RECORDS PROVIDED:
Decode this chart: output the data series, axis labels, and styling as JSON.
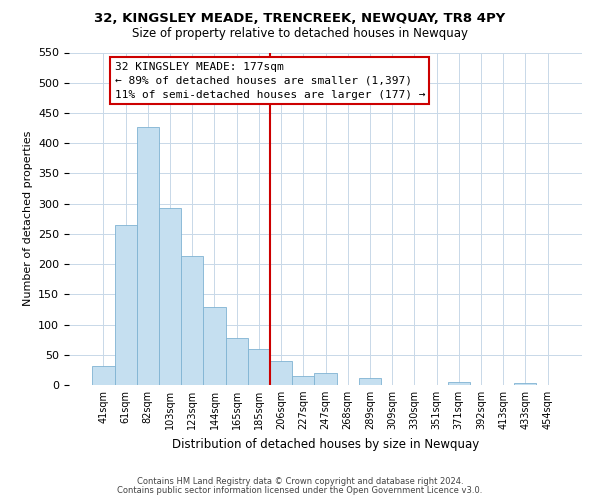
{
  "title": "32, KINGSLEY MEADE, TRENCREEK, NEWQUAY, TR8 4PY",
  "subtitle": "Size of property relative to detached houses in Newquay",
  "xlabel": "Distribution of detached houses by size in Newquay",
  "ylabel": "Number of detached properties",
  "bar_labels": [
    "41sqm",
    "61sqm",
    "82sqm",
    "103sqm",
    "123sqm",
    "144sqm",
    "165sqm",
    "185sqm",
    "206sqm",
    "227sqm",
    "247sqm",
    "268sqm",
    "289sqm",
    "309sqm",
    "330sqm",
    "351sqm",
    "371sqm",
    "392sqm",
    "413sqm",
    "433sqm",
    "454sqm"
  ],
  "bar_values": [
    32,
    265,
    427,
    292,
    214,
    129,
    78,
    60,
    40,
    15,
    20,
    0,
    11,
    0,
    0,
    0,
    5,
    0,
    0,
    4,
    0
  ],
  "bar_color": "#c5dff0",
  "bar_edge_color": "#7fb3d3",
  "vline_color": "#cc0000",
  "vline_position": 7.5,
  "ylim": [
    0,
    550
  ],
  "yticks": [
    0,
    50,
    100,
    150,
    200,
    250,
    300,
    350,
    400,
    450,
    500,
    550
  ],
  "annotation_title": "32 KINGSLEY MEADE: 177sqm",
  "annotation_line1": "← 89% of detached houses are smaller (1,397)",
  "annotation_line2": "11% of semi-detached houses are larger (177) →",
  "annotation_border_color": "#cc0000",
  "footer1": "Contains HM Land Registry data © Crown copyright and database right 2024.",
  "footer2": "Contains public sector information licensed under the Open Government Licence v3.0.",
  "bg_color": "#ffffff",
  "grid_color": "#c8d8e8",
  "title_fontsize": 9.5,
  "subtitle_fontsize": 8.5,
  "ylabel_fontsize": 8,
  "xlabel_fontsize": 8.5,
  "tick_fontsize": 8,
  "xtick_fontsize": 7
}
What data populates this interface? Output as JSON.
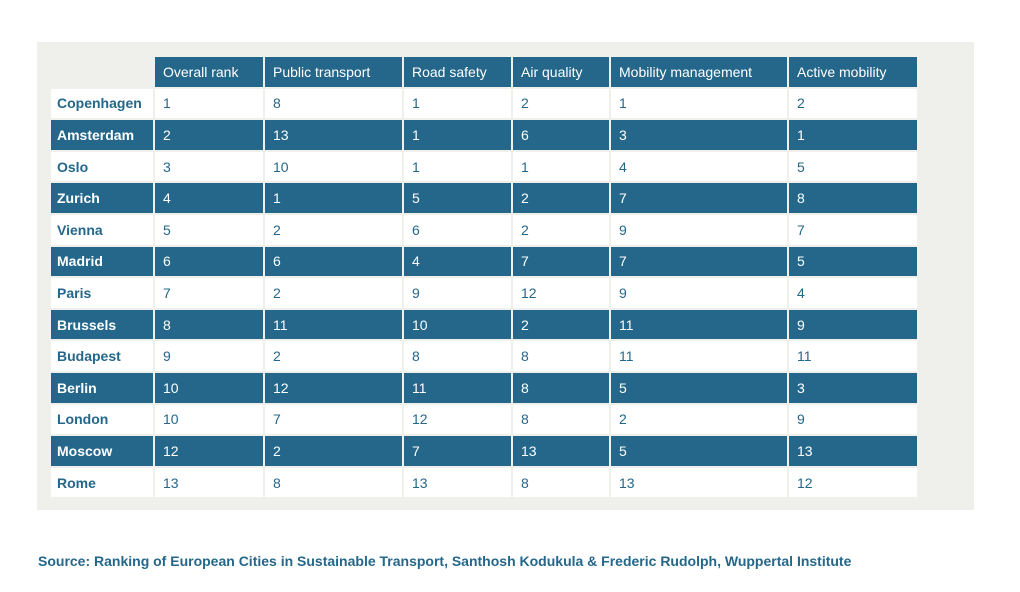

STATED EXERCISE: Pull out every line in the material above where "MEADE" occurs.

TASK SOLUTION:
  "title": "32, KINGSLEY MEADE, TRENCREEK, NEWQUAY, TR8 4PY",
  "annotation_title": "32 KINGSLEY MEADE: 177sqm",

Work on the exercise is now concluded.